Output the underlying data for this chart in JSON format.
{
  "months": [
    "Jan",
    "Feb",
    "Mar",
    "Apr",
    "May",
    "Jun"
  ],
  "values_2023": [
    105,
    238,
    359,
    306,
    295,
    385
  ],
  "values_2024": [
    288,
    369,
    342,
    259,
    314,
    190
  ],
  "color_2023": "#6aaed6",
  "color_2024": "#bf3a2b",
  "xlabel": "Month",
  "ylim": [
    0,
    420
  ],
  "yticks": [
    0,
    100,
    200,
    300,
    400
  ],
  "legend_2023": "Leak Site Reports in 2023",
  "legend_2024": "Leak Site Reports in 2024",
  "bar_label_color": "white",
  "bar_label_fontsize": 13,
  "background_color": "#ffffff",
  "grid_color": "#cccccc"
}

Work instructions:
Every line of the data above should be copied exactly.

Exercise output:
Output the underlying data for this chart in JSON format.
{
  "months": [
    "Jan",
    "Feb",
    "Mar",
    "Apr",
    "May",
    "Jun"
  ],
  "values_2023": [
    105,
    238,
    359,
    306,
    295,
    385
  ],
  "values_2024": [
    288,
    369,
    342,
    259,
    314,
    190
  ],
  "color_2023": "#6aaed6",
  "color_2024": "#bf3a2b",
  "xlabel": "Month",
  "ylim": [
    0,
    420
  ],
  "yticks": [
    0,
    100,
    200,
    300,
    400
  ],
  "legend_2023": "Leak Site Reports in 2023",
  "legend_2024": "Leak Site Reports in 2024",
  "bar_label_color": "white",
  "bar_label_fontsize": 13,
  "background_color": "#ffffff",
  "grid_color": "#cccccc"
}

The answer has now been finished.